(Records from a collection)

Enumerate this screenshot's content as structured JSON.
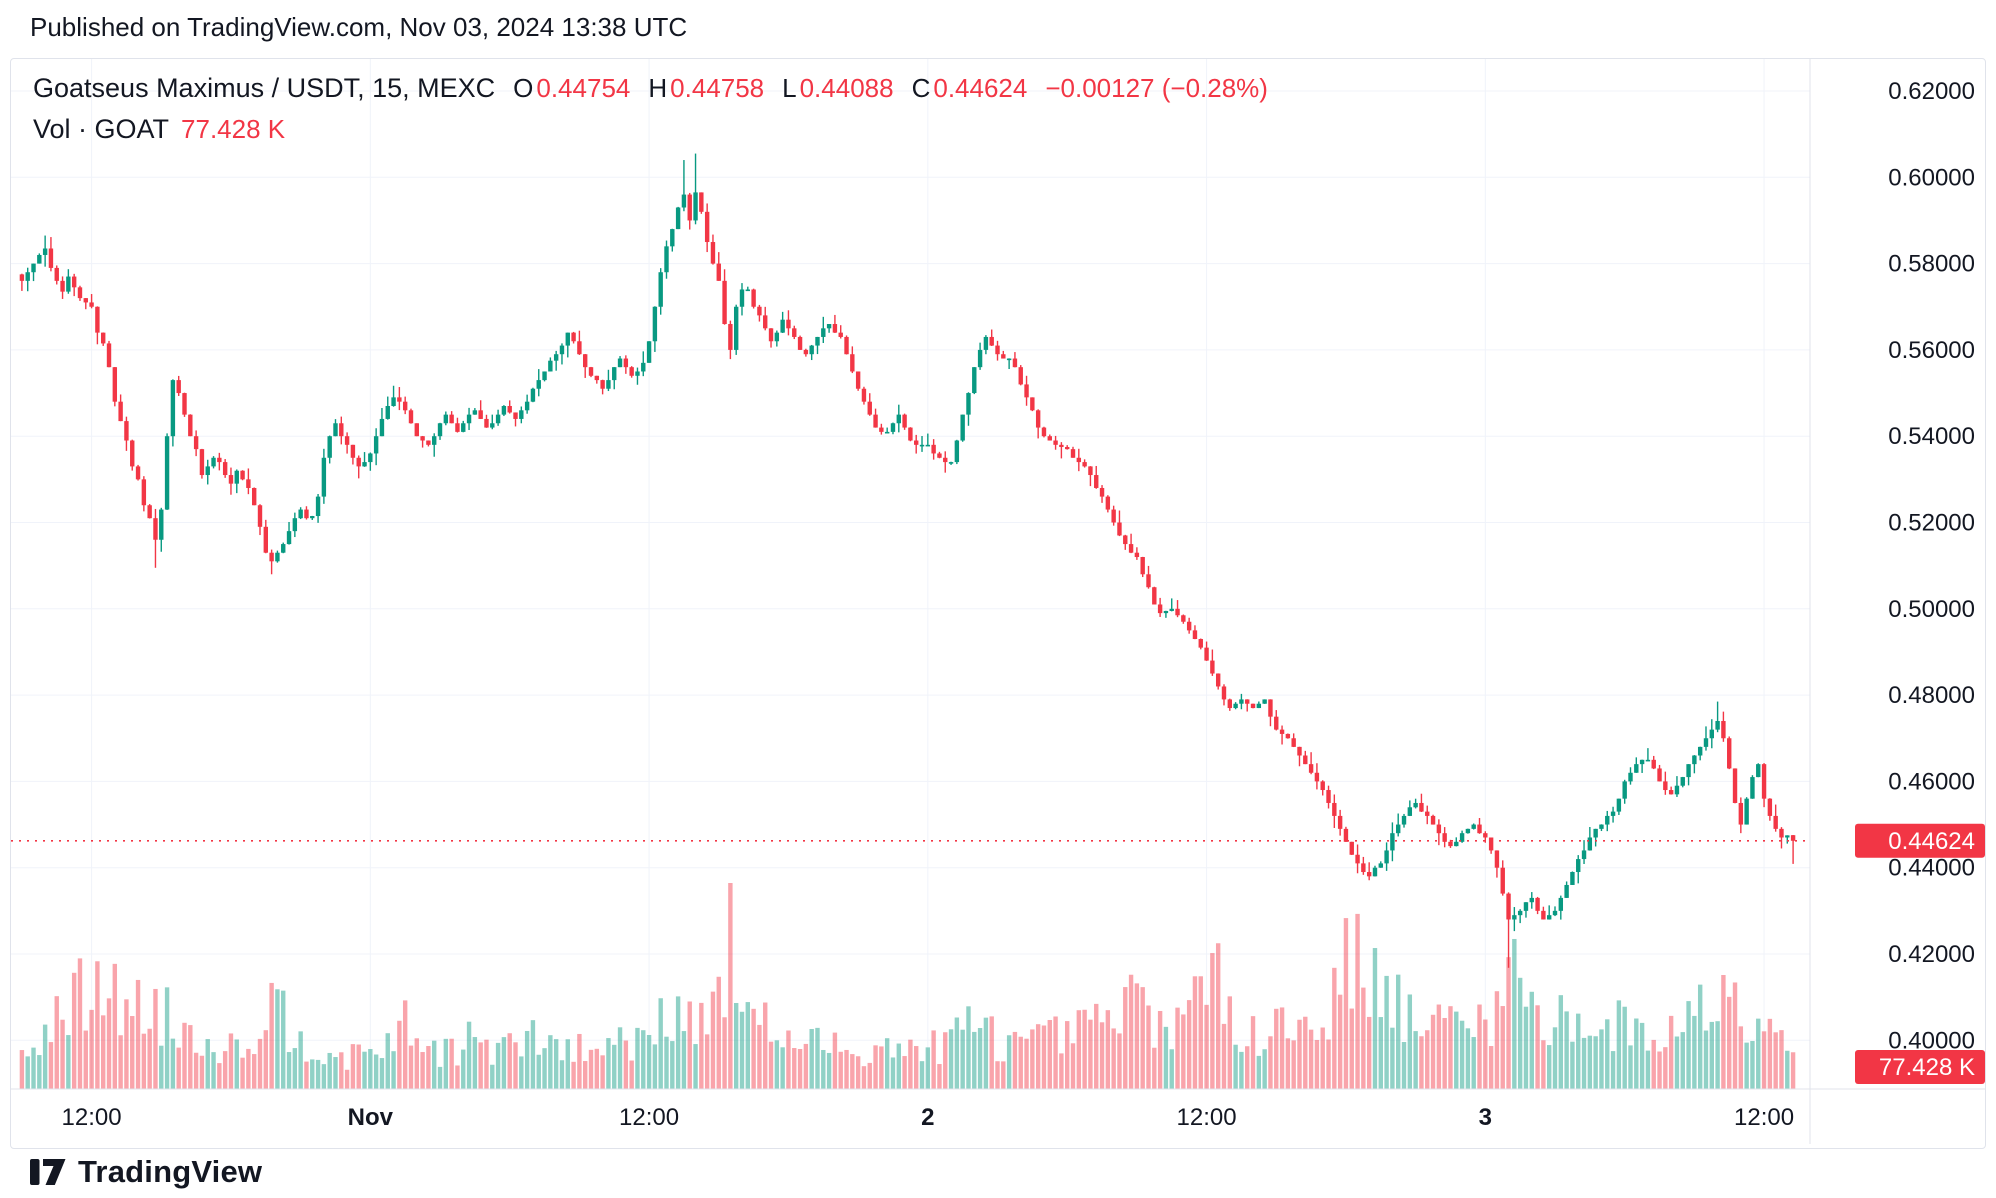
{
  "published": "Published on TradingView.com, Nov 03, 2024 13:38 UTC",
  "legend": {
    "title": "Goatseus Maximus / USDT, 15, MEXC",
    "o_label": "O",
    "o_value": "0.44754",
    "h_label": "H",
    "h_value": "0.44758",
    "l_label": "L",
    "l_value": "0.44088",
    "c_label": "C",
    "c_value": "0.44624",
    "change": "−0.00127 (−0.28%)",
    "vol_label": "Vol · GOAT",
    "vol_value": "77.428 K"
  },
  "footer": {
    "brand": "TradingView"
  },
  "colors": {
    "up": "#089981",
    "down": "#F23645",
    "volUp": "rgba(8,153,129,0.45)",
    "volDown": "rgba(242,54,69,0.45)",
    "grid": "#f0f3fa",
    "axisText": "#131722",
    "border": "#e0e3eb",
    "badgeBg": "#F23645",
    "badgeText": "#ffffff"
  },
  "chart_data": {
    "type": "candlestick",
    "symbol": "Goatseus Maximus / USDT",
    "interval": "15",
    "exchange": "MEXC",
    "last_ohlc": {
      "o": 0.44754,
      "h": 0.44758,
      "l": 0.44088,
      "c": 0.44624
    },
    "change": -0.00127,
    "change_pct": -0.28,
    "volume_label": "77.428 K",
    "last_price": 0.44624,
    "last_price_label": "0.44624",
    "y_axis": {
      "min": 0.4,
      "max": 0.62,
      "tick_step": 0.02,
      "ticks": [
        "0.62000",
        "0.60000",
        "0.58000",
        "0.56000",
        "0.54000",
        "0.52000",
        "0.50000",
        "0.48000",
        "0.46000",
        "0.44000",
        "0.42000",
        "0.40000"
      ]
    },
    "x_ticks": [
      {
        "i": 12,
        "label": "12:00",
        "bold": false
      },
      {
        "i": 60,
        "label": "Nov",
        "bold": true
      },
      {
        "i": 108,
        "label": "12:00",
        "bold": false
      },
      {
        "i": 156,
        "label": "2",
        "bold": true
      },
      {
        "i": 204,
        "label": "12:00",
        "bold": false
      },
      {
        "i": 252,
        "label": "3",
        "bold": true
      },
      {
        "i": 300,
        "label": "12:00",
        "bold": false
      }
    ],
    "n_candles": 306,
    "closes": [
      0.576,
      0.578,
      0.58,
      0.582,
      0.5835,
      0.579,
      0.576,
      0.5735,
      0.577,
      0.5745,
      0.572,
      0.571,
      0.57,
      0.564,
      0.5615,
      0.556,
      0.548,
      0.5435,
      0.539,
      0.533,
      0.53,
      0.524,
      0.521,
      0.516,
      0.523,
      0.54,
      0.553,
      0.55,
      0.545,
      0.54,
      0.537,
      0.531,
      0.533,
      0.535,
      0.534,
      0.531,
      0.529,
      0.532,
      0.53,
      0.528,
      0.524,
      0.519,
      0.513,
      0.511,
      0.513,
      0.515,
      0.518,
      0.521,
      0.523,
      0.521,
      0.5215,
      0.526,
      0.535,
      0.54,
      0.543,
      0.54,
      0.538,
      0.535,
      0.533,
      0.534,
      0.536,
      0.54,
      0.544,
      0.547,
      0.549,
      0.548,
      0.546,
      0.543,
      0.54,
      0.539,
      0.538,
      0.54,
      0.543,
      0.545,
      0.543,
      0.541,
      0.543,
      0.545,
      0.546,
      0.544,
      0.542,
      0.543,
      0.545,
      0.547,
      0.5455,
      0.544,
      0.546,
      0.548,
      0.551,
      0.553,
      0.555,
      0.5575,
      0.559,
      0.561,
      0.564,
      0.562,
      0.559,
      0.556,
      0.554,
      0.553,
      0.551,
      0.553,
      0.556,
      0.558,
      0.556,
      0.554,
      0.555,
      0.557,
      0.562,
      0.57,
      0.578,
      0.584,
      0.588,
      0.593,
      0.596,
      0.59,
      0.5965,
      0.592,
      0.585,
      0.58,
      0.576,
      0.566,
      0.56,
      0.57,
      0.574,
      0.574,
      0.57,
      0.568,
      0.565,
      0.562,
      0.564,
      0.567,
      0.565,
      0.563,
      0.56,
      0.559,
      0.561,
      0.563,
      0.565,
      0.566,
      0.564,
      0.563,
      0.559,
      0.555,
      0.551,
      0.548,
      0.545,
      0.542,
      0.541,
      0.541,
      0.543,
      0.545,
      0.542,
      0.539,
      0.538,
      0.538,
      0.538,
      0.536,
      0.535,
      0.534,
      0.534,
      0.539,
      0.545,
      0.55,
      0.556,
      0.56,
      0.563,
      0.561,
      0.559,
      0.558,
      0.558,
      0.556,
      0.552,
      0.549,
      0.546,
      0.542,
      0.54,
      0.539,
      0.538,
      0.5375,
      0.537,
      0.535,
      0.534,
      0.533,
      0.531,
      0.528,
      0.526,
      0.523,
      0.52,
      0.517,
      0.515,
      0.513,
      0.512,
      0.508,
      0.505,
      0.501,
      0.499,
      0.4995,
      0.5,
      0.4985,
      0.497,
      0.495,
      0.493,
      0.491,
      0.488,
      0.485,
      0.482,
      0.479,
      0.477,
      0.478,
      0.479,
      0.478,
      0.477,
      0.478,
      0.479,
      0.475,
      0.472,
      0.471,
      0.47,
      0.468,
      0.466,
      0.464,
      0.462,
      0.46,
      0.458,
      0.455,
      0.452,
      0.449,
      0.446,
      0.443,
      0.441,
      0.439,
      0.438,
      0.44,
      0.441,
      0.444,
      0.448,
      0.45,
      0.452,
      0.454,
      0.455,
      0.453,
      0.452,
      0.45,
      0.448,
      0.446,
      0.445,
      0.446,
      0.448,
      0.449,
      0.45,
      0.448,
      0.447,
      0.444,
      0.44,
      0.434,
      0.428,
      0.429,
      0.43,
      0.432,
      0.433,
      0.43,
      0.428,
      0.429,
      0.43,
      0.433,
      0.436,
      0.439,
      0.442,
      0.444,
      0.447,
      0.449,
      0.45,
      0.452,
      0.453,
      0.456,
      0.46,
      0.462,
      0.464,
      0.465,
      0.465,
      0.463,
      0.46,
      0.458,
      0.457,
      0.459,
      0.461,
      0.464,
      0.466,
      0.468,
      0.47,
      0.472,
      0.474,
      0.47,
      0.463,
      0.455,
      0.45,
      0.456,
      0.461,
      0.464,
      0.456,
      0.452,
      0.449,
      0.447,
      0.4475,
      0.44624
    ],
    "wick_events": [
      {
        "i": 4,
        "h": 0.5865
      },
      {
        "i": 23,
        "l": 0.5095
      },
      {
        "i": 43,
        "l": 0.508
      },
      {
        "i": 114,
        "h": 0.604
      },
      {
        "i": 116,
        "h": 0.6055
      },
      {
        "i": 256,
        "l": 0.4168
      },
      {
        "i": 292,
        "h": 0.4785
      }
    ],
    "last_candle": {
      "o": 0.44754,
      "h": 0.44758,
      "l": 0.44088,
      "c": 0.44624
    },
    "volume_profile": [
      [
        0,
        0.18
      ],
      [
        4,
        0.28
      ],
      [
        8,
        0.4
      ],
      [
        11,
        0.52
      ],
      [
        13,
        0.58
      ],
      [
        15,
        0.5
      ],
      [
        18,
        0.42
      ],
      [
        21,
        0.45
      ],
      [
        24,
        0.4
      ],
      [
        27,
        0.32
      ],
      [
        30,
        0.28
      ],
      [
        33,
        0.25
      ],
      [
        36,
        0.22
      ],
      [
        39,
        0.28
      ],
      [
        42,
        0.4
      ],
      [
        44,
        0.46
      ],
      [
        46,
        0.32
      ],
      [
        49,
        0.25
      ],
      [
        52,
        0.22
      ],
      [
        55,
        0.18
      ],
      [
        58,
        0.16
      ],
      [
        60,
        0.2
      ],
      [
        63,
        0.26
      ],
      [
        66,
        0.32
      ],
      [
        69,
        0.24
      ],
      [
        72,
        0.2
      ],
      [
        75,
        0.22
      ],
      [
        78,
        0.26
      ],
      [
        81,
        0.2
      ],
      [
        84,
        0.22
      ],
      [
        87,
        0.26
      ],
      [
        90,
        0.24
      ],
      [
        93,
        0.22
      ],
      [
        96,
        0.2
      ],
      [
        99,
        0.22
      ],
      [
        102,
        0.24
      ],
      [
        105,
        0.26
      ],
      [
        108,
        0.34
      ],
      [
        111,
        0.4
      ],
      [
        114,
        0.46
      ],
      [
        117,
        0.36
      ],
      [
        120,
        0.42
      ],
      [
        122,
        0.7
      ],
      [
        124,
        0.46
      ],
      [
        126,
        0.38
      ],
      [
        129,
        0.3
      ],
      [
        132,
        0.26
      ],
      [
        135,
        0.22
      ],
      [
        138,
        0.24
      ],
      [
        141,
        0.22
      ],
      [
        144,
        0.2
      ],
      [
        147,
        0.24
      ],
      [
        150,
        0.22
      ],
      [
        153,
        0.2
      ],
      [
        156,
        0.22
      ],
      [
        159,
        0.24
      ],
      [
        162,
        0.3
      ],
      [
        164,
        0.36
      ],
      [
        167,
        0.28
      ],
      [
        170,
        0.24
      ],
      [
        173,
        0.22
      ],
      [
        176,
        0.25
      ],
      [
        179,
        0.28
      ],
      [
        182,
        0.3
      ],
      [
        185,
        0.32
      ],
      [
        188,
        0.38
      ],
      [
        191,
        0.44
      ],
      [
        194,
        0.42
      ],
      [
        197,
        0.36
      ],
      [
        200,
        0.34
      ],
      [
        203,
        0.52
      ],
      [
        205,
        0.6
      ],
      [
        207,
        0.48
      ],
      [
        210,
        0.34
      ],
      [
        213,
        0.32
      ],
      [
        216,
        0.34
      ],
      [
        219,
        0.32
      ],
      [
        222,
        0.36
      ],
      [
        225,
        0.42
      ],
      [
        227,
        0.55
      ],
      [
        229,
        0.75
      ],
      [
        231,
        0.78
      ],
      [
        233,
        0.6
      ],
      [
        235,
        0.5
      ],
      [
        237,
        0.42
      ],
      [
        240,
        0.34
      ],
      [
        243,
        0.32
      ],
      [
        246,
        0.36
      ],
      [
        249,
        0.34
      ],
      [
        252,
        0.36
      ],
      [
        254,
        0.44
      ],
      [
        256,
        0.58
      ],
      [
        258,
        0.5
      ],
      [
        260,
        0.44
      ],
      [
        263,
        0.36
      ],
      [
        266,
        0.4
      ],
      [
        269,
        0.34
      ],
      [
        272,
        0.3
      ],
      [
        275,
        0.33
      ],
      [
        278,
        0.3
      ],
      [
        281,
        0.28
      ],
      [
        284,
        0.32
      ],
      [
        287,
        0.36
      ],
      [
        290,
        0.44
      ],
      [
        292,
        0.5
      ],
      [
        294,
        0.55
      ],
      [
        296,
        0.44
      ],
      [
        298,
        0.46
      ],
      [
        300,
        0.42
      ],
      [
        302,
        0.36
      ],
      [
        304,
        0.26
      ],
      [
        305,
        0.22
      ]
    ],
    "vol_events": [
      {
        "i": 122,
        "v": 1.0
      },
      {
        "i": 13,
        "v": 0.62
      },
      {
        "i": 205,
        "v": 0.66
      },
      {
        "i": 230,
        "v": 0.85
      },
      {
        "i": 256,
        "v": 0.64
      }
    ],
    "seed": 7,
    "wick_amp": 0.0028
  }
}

Aim of the exercise: Only the number is needed: state how many lines in the listing contain "rgba".

Written solution: 2